# GIVEN RECORDS

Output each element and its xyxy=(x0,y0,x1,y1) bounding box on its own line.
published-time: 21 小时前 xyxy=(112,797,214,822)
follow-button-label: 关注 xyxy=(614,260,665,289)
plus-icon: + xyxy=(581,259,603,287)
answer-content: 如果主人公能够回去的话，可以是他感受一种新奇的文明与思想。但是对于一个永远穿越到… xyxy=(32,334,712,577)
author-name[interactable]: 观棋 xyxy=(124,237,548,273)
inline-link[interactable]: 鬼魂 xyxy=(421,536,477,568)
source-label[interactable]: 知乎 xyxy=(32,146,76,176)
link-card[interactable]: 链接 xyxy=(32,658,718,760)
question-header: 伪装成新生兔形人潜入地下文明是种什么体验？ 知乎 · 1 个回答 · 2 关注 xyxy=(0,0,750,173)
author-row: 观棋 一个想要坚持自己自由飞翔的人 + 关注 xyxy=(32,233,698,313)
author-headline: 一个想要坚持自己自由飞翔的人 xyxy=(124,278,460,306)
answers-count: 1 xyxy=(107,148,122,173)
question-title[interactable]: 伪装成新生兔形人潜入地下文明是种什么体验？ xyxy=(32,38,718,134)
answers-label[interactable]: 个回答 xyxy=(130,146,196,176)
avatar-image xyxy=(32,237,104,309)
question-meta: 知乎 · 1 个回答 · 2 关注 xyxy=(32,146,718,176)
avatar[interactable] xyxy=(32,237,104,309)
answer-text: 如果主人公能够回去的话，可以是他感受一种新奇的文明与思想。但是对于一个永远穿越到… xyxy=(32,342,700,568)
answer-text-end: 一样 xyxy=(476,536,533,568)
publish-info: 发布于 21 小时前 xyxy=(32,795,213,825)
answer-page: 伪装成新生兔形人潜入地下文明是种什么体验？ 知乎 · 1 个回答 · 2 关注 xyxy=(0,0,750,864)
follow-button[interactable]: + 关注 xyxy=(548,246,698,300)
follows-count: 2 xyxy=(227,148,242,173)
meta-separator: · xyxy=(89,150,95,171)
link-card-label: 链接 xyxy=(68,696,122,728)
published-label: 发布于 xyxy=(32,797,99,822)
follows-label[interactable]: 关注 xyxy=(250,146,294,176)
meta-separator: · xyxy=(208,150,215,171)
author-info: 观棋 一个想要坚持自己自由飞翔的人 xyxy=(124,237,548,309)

...

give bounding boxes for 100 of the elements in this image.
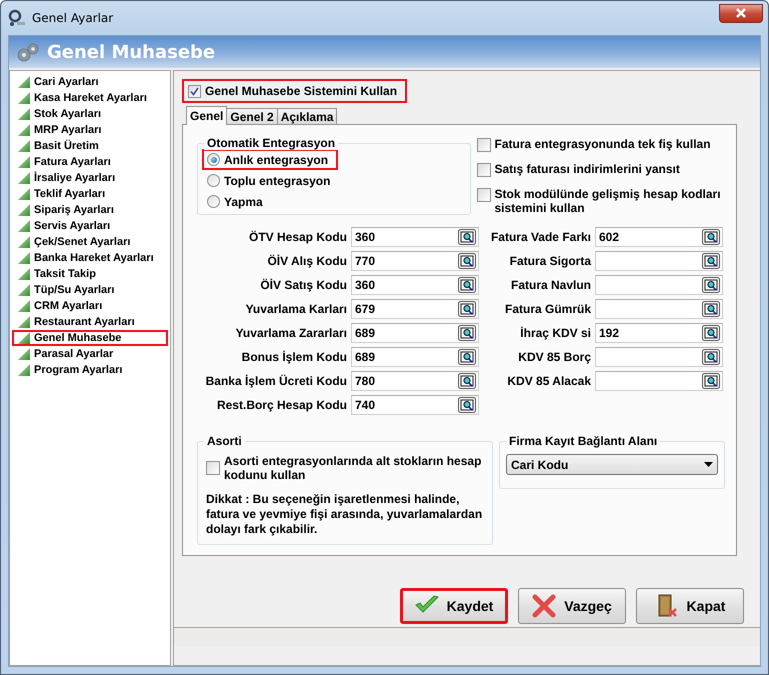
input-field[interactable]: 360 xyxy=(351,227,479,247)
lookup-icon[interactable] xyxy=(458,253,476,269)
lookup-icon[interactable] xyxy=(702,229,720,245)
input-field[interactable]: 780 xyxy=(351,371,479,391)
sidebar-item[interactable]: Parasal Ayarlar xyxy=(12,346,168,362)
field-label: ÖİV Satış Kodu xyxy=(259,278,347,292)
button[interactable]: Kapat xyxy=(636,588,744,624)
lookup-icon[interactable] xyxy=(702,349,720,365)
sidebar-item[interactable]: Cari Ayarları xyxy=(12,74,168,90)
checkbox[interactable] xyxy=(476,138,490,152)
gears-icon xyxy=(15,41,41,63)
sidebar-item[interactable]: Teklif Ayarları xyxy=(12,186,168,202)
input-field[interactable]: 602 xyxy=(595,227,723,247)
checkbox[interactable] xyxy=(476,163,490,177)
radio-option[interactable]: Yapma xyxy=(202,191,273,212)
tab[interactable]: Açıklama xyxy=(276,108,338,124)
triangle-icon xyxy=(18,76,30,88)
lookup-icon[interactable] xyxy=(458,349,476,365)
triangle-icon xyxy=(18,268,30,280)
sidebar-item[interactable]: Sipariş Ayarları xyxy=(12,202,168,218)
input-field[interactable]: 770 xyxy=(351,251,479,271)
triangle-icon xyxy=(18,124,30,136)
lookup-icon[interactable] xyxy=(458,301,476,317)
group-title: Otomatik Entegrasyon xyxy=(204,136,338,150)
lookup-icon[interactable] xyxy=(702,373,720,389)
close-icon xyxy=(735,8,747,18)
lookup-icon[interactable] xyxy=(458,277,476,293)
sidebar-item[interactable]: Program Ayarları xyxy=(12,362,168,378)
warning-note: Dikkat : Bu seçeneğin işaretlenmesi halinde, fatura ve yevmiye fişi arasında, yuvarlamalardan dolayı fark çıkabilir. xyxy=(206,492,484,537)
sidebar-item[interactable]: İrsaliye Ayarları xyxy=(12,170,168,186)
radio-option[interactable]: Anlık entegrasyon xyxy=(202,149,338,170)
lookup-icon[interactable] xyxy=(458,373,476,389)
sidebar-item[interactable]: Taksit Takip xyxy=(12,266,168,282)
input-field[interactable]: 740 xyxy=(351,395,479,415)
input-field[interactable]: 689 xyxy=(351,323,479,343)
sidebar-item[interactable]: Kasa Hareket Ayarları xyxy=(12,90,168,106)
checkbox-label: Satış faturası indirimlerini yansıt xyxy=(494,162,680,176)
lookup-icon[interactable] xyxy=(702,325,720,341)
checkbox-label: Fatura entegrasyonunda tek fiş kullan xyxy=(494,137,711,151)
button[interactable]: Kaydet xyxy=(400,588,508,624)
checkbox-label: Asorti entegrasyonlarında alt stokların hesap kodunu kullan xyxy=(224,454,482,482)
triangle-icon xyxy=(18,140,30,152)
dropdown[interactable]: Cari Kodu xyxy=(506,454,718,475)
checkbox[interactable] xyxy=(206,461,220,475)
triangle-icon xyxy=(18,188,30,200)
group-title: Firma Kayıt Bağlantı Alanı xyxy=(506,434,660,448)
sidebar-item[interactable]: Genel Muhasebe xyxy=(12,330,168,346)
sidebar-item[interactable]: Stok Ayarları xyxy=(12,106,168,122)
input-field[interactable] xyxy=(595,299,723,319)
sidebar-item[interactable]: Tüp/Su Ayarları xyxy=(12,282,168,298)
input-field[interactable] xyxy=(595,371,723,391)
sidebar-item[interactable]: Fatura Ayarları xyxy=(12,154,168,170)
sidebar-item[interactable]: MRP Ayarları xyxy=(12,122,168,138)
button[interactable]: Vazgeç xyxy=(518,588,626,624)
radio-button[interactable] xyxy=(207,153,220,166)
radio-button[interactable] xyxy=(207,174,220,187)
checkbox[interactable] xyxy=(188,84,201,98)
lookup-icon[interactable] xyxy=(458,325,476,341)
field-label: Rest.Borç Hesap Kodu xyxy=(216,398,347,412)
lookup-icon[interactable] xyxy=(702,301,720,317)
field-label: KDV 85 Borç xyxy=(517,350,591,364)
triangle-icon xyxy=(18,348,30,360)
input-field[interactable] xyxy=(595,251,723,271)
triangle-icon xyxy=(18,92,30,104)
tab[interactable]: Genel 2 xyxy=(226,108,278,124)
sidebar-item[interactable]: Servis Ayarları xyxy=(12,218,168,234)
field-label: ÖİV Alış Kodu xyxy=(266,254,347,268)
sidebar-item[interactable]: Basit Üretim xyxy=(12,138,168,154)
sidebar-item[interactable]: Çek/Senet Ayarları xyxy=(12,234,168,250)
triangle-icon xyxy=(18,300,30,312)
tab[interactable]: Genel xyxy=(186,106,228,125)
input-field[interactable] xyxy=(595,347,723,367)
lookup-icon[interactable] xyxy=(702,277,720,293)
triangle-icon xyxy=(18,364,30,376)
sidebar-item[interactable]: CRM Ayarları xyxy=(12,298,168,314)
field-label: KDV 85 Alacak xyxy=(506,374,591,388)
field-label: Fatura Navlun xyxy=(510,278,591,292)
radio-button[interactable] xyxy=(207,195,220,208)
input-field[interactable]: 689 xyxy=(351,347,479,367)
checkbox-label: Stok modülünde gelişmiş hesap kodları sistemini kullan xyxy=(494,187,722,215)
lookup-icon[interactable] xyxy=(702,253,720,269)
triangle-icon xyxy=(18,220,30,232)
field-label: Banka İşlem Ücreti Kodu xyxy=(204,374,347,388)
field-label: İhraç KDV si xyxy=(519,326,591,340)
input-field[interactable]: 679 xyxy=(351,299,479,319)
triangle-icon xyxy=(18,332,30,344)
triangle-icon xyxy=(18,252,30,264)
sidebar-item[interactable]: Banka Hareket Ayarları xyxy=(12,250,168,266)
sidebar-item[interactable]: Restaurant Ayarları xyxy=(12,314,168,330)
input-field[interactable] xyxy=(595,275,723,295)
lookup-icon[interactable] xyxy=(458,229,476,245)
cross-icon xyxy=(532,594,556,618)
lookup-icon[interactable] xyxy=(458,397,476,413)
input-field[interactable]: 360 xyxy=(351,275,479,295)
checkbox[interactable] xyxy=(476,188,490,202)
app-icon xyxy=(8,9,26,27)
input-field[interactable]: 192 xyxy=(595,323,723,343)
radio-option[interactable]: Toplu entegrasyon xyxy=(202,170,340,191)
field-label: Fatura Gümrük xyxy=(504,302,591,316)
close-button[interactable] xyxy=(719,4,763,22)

* * *

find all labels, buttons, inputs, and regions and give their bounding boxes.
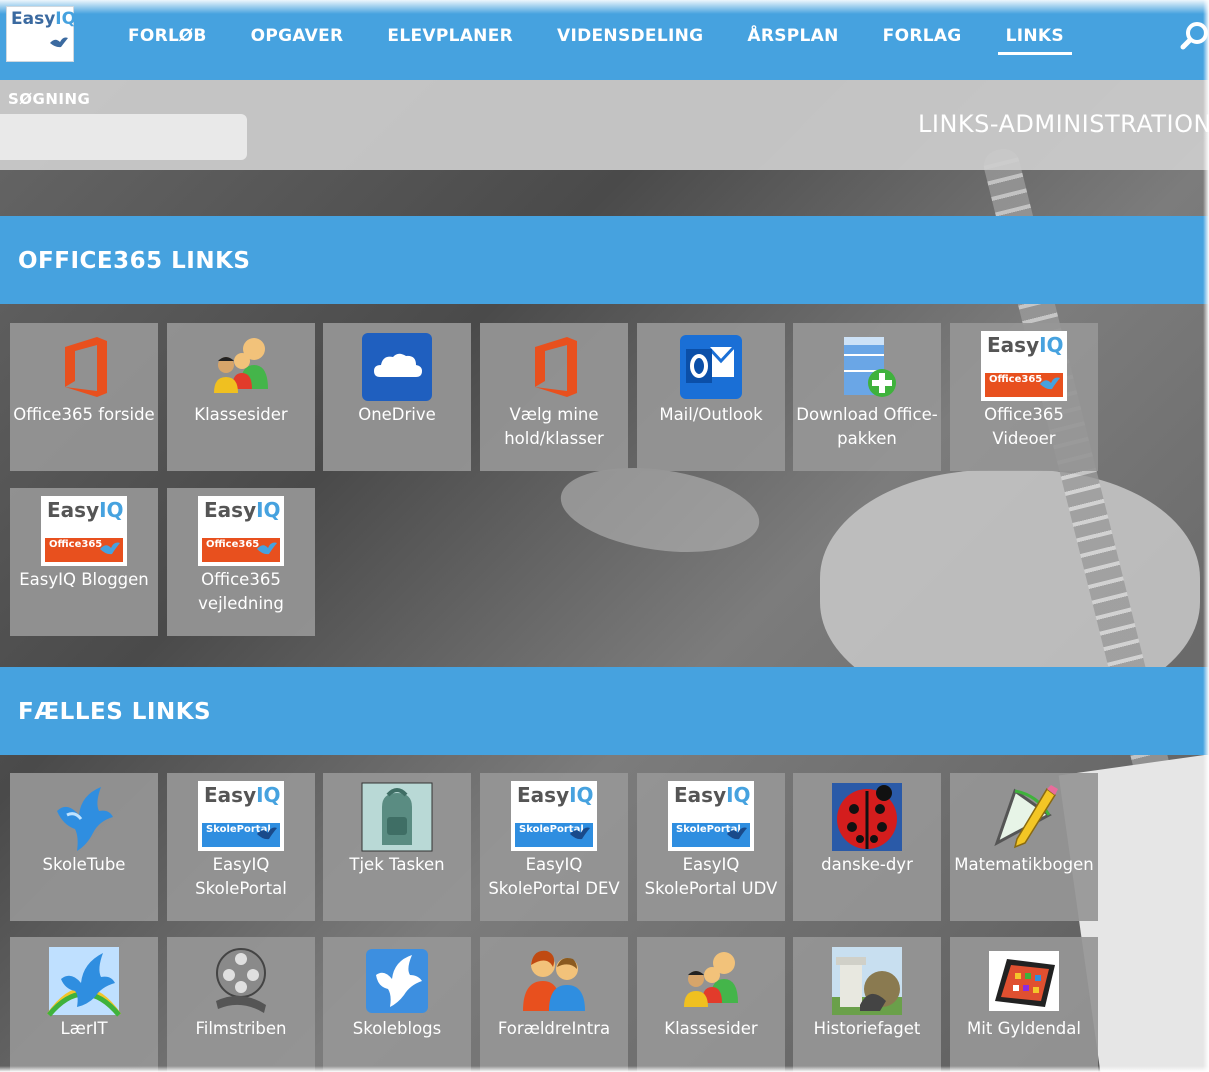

# GOAL
Please copy out the records from the line with "give bounding boxes" up to and including the line with "input-field[interactable]: 740 xyxy=(351,395,479,415)", leaving out the pictures.

# COMPLETE RESPONSE
give bounding boxes for 100 of the elements in this image.
input-field[interactable]: 360 xyxy=(351,227,479,247)
lookup-icon[interactable] xyxy=(458,253,476,269)
lookup-icon[interactable] xyxy=(702,229,720,245)
input-field[interactable]: 780 xyxy=(351,371,479,391)
sidebar-item[interactable]: Parasal Ayarlar xyxy=(12,346,168,362)
field-label: ÖİV Satış Kodu xyxy=(259,278,347,292)
button[interactable]: Kapat xyxy=(636,588,744,624)
lookup-icon[interactable] xyxy=(702,349,720,365)
sidebar-item[interactable]: Cari Ayarları xyxy=(12,74,168,90)
checkbox[interactable] xyxy=(476,138,490,152)
gears-icon xyxy=(15,41,41,63)
sidebar-item[interactable]: Teklif Ayarları xyxy=(12,186,168,202)
input-field[interactable]: 602 xyxy=(595,227,723,247)
checkbox[interactable] xyxy=(476,163,490,177)
radio-option[interactable]: Yapma xyxy=(202,191,273,212)
tab[interactable]: Açıklama xyxy=(276,108,338,124)
triangle-icon xyxy=(18,76,30,88)
lookup-icon[interactable] xyxy=(458,349,476,365)
triangle-icon xyxy=(18,268,30,280)
sidebar-item[interactable]: Sipariş Ayarları xyxy=(12,202,168,218)
input-field[interactable]: 770 xyxy=(351,251,479,271)
triangle-icon xyxy=(18,124,30,136)
lookup-icon[interactable] xyxy=(458,301,476,317)
group-title: Otomatik Entegrasyon xyxy=(204,136,338,150)
lookup-icon[interactable] xyxy=(702,373,720,389)
close-icon xyxy=(735,8,747,18)
lookup-icon[interactable] xyxy=(458,277,476,293)
sidebar-item[interactable]: Program Ayarları xyxy=(12,362,168,378)
warning-note: Dikkat : Bu seçeneğin işaretlenmesi halinde, fatura ve yevmiye fişi arasında, yuvarlamalardan dolayı fark çıkabilir. xyxy=(206,492,484,537)
sidebar-item[interactable]: İrsaliye Ayarları xyxy=(12,170,168,186)
radio-option[interactable]: Anlık entegrasyon xyxy=(202,149,338,170)
lookup-icon[interactable] xyxy=(458,373,476,389)
sidebar-item[interactable]: Taksit Takip xyxy=(12,266,168,282)
input-field[interactable]: 740 xyxy=(351,395,479,415)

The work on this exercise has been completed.